* **Action item**
Can you retype the betta breeding thread word for word, between "# Breeding Pair" and "soon as possible.", inclusive?
[Given text — start]
# Breeding Pair Spawn Without Me Knowing?



## DTetras2 (Jan 20, 2010)

Ok, so tonight, I was busy while my breeding pair were in there tank (the female still in her cup). When I came back home, I found that the female had freakin' jumped out of her cup into the tank!!! I'm not sure if they spawned yet, but I do notice that the male is a little "plumper", and the female looks tired, but the thing is, nobody's nipping at anybody!!! If these are signs that they have spawned, please let me know as soon as possible.


----------



## Revolution1221 (Apr 20, 2010)

are they bettas because you never actually mentioned what they were lol. and i have no idea what they should look like if they are bettas.


----------



## DTetras2 (Jan 20, 2010)

Ya, they are bettas, that's why I mentioned it on the *betta* forum, lol


----------



## Revolution1221 (Apr 20, 2010)

DTetras2 said:


> Ya, they are bettas, that's why I mentioned it on the *betta* forum, lol


oh haha i never even check what category things are under i always just click new posts.


----------



## Earthsiege (Apr 20, 2010)

It's possible, but from what I understand, after they spawn, the male will always be around the bubblenest, guarding and watching for falling eggs. If you suspect that they did, keep a close eye on them, as I hear that males get much more aggressive after spawning.


----------



## TheOldSalt (Jan 28, 2005)

No, they haven't spawned. The female isn't yet ripped to shreds, so he isn't finished with her.


----------



## TheOldSalt (Jan 28, 2005)

No, they haven't spawned.
The female hasn't been ripped to shreds yet, so that means the male isn't finished with her.


----------



## Plakat_bettas (Jul 5, 2010)

In the bubble nest is there white dots in with the bubbles? If so that would be the eggs. If not separate them for a day or two to let them rebuild up strength... put her back in the cup thing and put something on top of it... I use a net and hair tie to hold the net on. Leave them like this for a few days untill she is eggy... AND showing the vertical? breeding stripes. She also be swimming with her head lower when he comes near the cup, this is a sign she is ready to breed.


----------



## Plakat_bettas (Jul 5, 2010)

you may not see the vertical lines as your fish are lighter coloured. Watch for her to get eggy and for her to swim with her head lower then her tail.


----------



## Plakat_bettas (Jul 5, 2010)

what do you mean the male is plumper?


----------



## DTetras2 (Jan 20, 2010)

They havn't spawned yet, I'm going to try again in about 2 weeks. The female still has eggs so can she have eggs in her for that long?


----------
[Given text — finish]
[Data — start]
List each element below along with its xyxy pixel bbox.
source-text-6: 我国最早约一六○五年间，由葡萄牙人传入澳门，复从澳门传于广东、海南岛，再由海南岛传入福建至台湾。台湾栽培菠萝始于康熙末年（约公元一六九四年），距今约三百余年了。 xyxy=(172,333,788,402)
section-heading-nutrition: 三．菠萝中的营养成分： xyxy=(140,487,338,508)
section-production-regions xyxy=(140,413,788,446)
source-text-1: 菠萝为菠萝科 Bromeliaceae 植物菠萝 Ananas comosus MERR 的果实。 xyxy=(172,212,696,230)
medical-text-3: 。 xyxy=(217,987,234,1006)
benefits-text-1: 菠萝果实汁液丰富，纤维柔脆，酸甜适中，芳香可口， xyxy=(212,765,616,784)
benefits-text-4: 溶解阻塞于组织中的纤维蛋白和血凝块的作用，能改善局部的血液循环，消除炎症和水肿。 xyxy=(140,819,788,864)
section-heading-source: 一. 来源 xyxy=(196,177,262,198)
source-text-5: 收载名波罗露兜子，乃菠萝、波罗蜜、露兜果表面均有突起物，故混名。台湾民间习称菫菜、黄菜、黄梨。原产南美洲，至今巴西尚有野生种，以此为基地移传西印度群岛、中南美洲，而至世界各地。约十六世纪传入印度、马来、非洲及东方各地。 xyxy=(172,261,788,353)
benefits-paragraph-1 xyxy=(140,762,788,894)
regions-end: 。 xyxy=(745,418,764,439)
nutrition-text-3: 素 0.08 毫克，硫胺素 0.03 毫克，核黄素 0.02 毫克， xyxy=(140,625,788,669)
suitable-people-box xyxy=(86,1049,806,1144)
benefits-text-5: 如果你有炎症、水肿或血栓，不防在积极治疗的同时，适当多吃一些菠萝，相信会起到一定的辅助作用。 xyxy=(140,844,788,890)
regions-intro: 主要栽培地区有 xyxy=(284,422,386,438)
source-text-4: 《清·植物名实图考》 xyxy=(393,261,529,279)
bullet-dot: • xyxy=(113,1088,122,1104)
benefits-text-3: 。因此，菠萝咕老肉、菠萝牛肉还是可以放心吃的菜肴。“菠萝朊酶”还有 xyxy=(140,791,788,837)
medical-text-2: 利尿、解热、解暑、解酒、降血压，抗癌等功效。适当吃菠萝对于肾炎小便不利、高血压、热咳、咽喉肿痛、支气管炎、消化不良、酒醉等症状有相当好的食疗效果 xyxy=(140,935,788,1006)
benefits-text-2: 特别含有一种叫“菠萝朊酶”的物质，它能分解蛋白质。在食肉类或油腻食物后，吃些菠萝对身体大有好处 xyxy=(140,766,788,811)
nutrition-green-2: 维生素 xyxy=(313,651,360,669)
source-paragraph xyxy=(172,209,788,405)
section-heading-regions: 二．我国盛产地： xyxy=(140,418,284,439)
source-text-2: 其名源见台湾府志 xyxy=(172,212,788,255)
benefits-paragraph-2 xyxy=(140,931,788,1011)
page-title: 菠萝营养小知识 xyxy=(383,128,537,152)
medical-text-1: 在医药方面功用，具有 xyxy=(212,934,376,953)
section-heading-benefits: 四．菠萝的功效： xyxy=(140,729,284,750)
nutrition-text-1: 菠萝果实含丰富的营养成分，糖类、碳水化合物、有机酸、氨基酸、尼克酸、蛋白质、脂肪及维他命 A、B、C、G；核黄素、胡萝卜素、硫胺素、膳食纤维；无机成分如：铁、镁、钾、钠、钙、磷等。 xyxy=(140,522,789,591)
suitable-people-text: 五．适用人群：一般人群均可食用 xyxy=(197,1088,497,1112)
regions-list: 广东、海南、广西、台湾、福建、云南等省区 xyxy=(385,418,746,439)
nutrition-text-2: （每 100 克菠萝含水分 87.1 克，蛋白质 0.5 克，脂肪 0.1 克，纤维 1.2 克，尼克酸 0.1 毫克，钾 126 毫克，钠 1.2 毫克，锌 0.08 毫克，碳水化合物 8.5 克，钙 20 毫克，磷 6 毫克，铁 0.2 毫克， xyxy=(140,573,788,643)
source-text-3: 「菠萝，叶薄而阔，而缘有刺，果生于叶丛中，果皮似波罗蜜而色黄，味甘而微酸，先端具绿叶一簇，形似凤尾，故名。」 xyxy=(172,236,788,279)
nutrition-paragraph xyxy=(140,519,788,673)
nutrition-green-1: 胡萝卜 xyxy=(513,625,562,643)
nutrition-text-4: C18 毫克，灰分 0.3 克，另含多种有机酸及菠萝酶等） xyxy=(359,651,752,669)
[Data — finish]
* **Exercise solution**
# Breeding Pair Spawn Without Me Knowing?



## DTetras2 (Jan 20, 2010)

Ok, so tonight, I was busy while my breeding pair were in there tank (the female still in her cup). When I came back home, I found that the female had freakin' jumped out of her cup into the tank!!! I'm not sure if they spawned yet, but I do notice that the male is a little "plumper", and the female looks tired, but the thing is, nobody's nipping at anybody!!! If these are signs that they have spawned, please let me know as soon as possible.